§ **Short exercise**: Every line below is to be copied exactly, with the pictures left out.

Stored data
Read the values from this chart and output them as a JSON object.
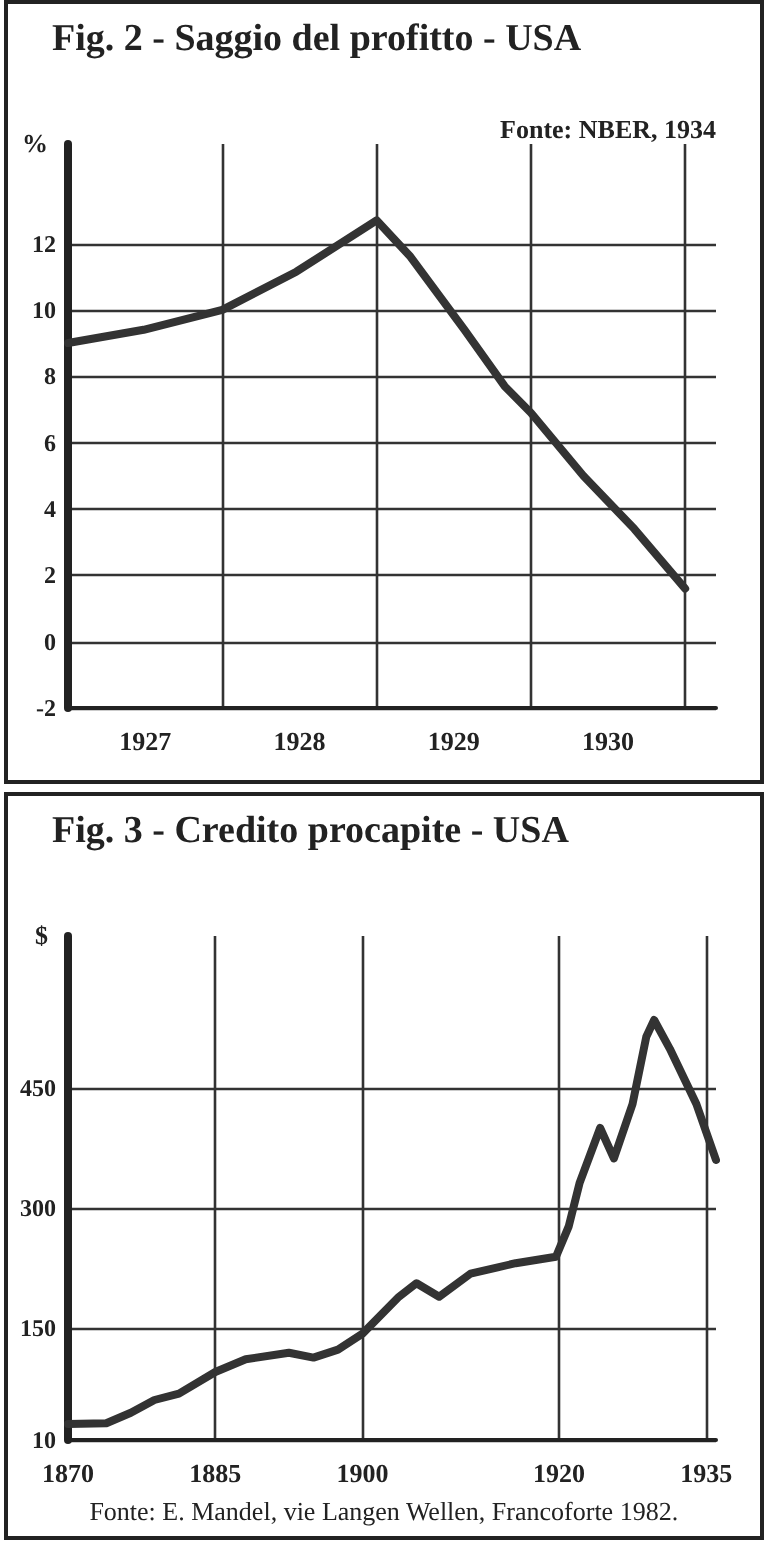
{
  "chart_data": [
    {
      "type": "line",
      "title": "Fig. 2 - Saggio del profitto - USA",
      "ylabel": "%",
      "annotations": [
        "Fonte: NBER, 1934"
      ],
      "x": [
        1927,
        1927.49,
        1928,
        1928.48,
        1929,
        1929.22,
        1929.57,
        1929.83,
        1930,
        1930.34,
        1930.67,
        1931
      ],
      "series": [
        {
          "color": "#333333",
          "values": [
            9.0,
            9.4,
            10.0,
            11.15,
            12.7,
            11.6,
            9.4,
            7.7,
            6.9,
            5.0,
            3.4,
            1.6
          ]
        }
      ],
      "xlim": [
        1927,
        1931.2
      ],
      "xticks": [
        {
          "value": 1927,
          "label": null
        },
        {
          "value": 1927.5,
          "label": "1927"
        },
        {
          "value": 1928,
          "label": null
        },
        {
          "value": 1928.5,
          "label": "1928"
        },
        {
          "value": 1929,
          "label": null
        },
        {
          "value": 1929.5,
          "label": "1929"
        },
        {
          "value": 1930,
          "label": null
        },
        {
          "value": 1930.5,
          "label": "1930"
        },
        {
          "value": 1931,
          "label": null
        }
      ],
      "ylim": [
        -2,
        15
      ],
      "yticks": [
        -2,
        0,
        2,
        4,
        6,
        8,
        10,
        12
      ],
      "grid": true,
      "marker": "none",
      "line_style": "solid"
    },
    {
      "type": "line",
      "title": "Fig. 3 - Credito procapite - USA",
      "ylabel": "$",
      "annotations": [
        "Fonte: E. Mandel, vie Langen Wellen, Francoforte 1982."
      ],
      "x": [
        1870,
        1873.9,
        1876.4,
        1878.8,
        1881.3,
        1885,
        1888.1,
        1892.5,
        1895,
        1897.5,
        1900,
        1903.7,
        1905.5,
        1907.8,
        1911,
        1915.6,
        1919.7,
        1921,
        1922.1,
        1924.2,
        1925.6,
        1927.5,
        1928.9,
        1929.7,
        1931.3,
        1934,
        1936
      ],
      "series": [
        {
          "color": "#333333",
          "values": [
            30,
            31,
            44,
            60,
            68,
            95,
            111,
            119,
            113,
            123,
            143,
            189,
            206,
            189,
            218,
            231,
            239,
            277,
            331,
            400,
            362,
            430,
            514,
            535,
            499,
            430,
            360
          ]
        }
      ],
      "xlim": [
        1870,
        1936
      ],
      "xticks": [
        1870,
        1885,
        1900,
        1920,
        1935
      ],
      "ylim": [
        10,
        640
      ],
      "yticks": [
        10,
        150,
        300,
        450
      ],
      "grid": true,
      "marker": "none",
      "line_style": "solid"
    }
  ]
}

§ **Reply to the task**:
Read the values from this chart and output them as a JSON object.
{
  "chart_data": [
    {
      "type": "line",
      "title": "Fig. 2 - Saggio del profitto - USA",
      "ylabel": "%",
      "annotations": [
        "Fonte: NBER, 1934"
      ],
      "x": [
        1927,
        1927.49,
        1928,
        1928.48,
        1929,
        1929.22,
        1929.57,
        1929.83,
        1930,
        1930.34,
        1930.67,
        1931
      ],
      "series": [
        {
          "color": "#333333",
          "values": [
            9.0,
            9.4,
            10.0,
            11.15,
            12.7,
            11.6,
            9.4,
            7.7,
            6.9,
            5.0,
            3.4,
            1.6
          ]
        }
      ],
      "xlim": [
        1927,
        1931.2
      ],
      "xticks": [
        {
          "value": 1927,
          "label": null
        },
        {
          "value": 1927.5,
          "label": "1927"
        },
        {
          "value": 1928,
          "label": null
        },
        {
          "value": 1928.5,
          "label": "1928"
        },
        {
          "value": 1929,
          "label": null
        },
        {
          "value": 1929.5,
          "label": "1929"
        },
        {
          "value": 1930,
          "label": null
        },
        {
          "value": 1930.5,
          "label": "1930"
        },
        {
          "value": 1931,
          "label": null
        }
      ],
      "ylim": [
        -2,
        15
      ],
      "yticks": [
        -2,
        0,
        2,
        4,
        6,
        8,
        10,
        12
      ],
      "grid": true,
      "marker": "none",
      "line_style": "solid"
    },
    {
      "type": "line",
      "title": "Fig. 3 - Credito procapite - USA",
      "ylabel": "$",
      "annotations": [
        "Fonte: E. Mandel, vie Langen Wellen, Francoforte 1982."
      ],
      "x": [
        1870,
        1873.9,
        1876.4,
        1878.8,
        1881.3,
        1885,
        1888.1,
        1892.5,
        1895,
        1897.5,
        1900,
        1903.7,
        1905.5,
        1907.8,
        1911,
        1915.6,
        1919.7,
        1921,
        1922.1,
        1924.2,
        1925.6,
        1927.5,
        1928.9,
        1929.7,
        1931.3,
        1934,
        1936
      ],
      "series": [
        {
          "color": "#333333",
          "values": [
            30,
            31,
            44,
            60,
            68,
            95,
            111,
            119,
            113,
            123,
            143,
            189,
            206,
            189,
            218,
            231,
            239,
            277,
            331,
            400,
            362,
            430,
            514,
            535,
            499,
            430,
            360
          ]
        }
      ],
      "xlim": [
        1870,
        1936
      ],
      "xticks": [
        1870,
        1885,
        1900,
        1920,
        1935
      ],
      "ylim": [
        10,
        640
      ],
      "yticks": [
        10,
        150,
        300,
        450
      ],
      "grid": true,
      "marker": "none",
      "line_style": "solid"
    }
  ]
}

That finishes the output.